**TO DO**
a – According to the project description, which data-store is at the core of MUSIC?
b – Rewrite the entries from their first line up to and including the line with "940, 442, 970]", replacing "panel-b" with "right-panel" and leaving everything else unchanged.

Start of DOCUMENT TEXT

Project description:

To achieve 5 9s of availability on 3 9s or lower software and infrastructure in a cost-effective manner, ONAP components need to work in a reliable, active-active manner across multiple sites (platform-maturity resiliency level 3). A fundamental aspect of this is  state management across geo-distributed sites in a reliable, scalable, highly available and efficient manner. This is an important and challenging problem because of three fundamental reasons:

  • Current solutions for state-management of  ONAP components like MariaDB clustering, that work very effectively within a site, may not scale across geo-distributed sites (e.g., Beijing, Amsterdam and Irvine) or allow partitioned operation (thereby compromising availability). This is mainly because WAN latencies are much higher across sites and frequent network partitions can occur.

  • ONAP components often have a diverse range of requirements in terms of state replication. While some components need to synchronously manage state across replicas, others may tolerate asynchronous replication. This diversity needs to be leveraged to provide better performance and higher availability across sites.

  • ONAP components often need to partition state across different replicas, perform consistent operations on them and ensure that on failover, the new owner has access to the latest state. The distributed protocols to achieve such consistent ownership is complex and replete with corners cases, especially in the face of network partitions. Currently, each component is building its own handcrafted solution which is  wasteful and worse, can be erroneous.

In this project, we identify common state management concerns across ONAP components and provide a multi-site state coordination/management service (MUSIC) with a rich suite of recipes that each ONAP component can simply configure and use for their state-management needs.

Functionality:

At its core, MUSIC provides a scalable sharded eventually-consistent data-store (Cassandra) wherein the access to the keys can be protected using a locking service (built on Zookeeper) that is tightly coupled with the data-store. ONAP components can use the MUSIC API directly to store and access their state across geo-distributed sites.  This API enables ONAP components to achieve fine-grained flexible consistency on their state.

MUSIC also provides a rich set of recipes (mdbc, prom, musicCAS, musicQ) that ONAP components can use to build multi-site active-active/active-passive/federated state-management solutions:

  • mdbc: The most crucial recipe is a multi-site database cache (mdbc) that enable ONAP components that maintain state in a SQL database to avail the benefits of MUSIC without compromising their need to use transactional SQL DBs. These ONAP components can rely on existing db clustering techniques like MariaDB for transactionality and complex querying within a site. mdbc will intercept each of these read/write calls to the db cluster and mirror this state to other geo-distributed sites through MUSIC either synchronously or asynchronously (configurable at a table-level).  For example, components like the ONAP Service Orchestrator that use MariaDB to maintain state can directly use this recipe with no change to their SQL code.

End of DOCUMENT TEXT
Start of INFORMATION PROVIDED

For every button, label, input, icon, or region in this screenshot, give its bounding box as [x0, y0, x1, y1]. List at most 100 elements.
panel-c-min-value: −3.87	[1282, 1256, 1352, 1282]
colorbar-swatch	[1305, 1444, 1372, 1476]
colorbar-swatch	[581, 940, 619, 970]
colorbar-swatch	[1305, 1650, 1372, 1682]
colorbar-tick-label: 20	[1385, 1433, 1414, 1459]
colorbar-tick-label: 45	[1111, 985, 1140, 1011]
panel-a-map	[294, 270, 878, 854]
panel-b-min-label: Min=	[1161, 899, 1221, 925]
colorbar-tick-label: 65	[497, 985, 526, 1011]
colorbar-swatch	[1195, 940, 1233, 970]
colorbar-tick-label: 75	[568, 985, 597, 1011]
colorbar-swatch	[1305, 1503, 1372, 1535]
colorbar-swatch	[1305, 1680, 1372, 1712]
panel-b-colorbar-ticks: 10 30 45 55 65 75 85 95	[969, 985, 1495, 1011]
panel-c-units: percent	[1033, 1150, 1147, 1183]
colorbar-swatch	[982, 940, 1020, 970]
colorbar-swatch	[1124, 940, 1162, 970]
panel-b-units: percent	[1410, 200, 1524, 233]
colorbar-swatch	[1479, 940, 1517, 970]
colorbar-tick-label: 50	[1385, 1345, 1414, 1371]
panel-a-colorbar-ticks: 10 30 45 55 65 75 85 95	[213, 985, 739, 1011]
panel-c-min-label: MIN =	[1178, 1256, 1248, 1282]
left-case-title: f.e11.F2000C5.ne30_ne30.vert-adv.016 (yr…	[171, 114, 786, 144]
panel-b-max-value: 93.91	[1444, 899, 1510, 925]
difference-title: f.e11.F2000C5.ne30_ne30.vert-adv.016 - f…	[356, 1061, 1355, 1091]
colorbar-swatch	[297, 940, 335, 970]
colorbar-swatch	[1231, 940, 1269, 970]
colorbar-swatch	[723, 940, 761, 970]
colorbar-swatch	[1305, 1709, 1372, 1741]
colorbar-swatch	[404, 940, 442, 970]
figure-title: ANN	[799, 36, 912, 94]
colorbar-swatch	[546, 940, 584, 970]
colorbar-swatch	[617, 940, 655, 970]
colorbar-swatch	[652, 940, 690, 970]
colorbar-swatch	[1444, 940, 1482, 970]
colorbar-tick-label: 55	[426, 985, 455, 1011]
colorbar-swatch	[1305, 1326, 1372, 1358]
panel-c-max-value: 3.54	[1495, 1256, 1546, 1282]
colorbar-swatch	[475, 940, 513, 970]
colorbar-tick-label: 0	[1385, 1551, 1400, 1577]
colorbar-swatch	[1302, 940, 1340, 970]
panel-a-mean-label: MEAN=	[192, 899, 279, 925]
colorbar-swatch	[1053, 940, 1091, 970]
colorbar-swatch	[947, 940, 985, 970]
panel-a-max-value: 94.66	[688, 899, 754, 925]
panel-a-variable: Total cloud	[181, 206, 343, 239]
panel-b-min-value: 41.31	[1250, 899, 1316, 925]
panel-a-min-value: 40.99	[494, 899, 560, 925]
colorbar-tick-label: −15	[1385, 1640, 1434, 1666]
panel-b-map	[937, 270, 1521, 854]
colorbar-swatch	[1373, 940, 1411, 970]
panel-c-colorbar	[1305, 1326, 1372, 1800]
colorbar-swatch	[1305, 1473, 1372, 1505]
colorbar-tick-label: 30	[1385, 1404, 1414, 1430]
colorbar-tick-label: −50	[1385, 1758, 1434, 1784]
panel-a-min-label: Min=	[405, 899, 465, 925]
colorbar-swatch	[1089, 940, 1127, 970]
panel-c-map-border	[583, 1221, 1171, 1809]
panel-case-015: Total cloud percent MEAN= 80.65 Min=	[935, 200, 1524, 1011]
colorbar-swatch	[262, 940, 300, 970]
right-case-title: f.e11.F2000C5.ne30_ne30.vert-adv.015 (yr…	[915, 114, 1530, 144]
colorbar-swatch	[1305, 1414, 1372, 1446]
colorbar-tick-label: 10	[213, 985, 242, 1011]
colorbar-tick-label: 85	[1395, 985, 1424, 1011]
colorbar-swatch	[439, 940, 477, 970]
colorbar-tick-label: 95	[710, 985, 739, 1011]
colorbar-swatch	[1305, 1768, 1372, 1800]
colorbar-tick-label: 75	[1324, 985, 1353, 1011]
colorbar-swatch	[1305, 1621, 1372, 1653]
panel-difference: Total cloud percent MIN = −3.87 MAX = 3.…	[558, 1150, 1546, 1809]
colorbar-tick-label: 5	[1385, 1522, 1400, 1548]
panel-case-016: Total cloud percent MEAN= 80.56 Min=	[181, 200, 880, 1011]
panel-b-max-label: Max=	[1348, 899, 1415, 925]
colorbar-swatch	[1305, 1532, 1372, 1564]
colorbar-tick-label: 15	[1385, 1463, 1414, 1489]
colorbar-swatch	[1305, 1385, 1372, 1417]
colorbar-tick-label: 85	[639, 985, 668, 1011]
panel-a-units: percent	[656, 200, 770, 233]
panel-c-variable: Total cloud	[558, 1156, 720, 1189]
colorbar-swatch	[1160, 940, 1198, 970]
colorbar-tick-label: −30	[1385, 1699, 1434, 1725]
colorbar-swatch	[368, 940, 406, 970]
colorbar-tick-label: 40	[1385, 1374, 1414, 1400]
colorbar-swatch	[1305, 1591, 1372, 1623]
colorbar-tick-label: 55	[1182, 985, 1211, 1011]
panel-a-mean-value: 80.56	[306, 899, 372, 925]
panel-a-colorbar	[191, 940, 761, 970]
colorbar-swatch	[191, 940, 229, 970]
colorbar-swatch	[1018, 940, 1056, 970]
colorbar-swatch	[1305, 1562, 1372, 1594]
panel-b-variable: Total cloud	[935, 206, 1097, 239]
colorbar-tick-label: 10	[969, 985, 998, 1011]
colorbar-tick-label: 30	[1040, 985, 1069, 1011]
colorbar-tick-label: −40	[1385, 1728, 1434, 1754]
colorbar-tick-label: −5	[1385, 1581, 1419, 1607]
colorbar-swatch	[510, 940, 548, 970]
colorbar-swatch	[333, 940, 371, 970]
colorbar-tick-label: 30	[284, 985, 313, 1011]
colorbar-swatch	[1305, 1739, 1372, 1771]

End of INFORMATION PROVIDED

**SOLUTIONS BELOW**
a – Cassandra, a scalable, sharded, eventually-consistent data-store.

b –
For every button, label, input, icon, or region in this screenshot, give its bounding box as [x0, y0, x1, y1]. List at most 100 elements.
panel-c-min-value: −3.87	[1282, 1256, 1352, 1282]
colorbar-swatch	[1305, 1444, 1372, 1476]
colorbar-swatch	[581, 940, 619, 970]
colorbar-swatch	[1305, 1650, 1372, 1682]
colorbar-tick-label: 20	[1385, 1433, 1414, 1459]
colorbar-tick-label: 45	[1111, 985, 1140, 1011]
panel-a-map	[294, 270, 878, 854]
right-panel-min-label: Min=	[1161, 899, 1221, 925]
colorbar-tick-label: 65	[497, 985, 526, 1011]
colorbar-swatch	[1195, 940, 1233, 970]
colorbar-tick-label: 75	[568, 985, 597, 1011]
colorbar-swatch	[1305, 1503, 1372, 1535]
colorbar-swatch	[1305, 1680, 1372, 1712]
right-panel-colorbar-ticks: 10 30 45 55 65 75 85 95	[969, 985, 1495, 1011]
panel-c-units: percent	[1033, 1150, 1147, 1183]
colorbar-swatch	[982, 940, 1020, 970]
colorbar-swatch	[1124, 940, 1162, 970]
right-panel-units: percent	[1410, 200, 1524, 233]
colorbar-swatch	[1479, 940, 1517, 970]
colorbar-tick-label: 50	[1385, 1345, 1414, 1371]
panel-a-colorbar-ticks: 10 30 45 55 65 75 85 95	[213, 985, 739, 1011]
panel-c-min-label: MIN =	[1178, 1256, 1248, 1282]
left-case-title: f.e11.F2000C5.ne30_ne30.vert-adv.016 (yr…	[171, 114, 786, 144]
right-panel-max-value: 93.91	[1444, 899, 1510, 925]
difference-title: f.e11.F2000C5.ne30_ne30.vert-adv.016 - f…	[356, 1061, 1355, 1091]
colorbar-swatch	[297, 940, 335, 970]
colorbar-swatch	[1231, 940, 1269, 970]
colorbar-swatch	[723, 940, 761, 970]
colorbar-swatch	[1305, 1709, 1372, 1741]
colorbar-swatch	[404, 940, 442, 970]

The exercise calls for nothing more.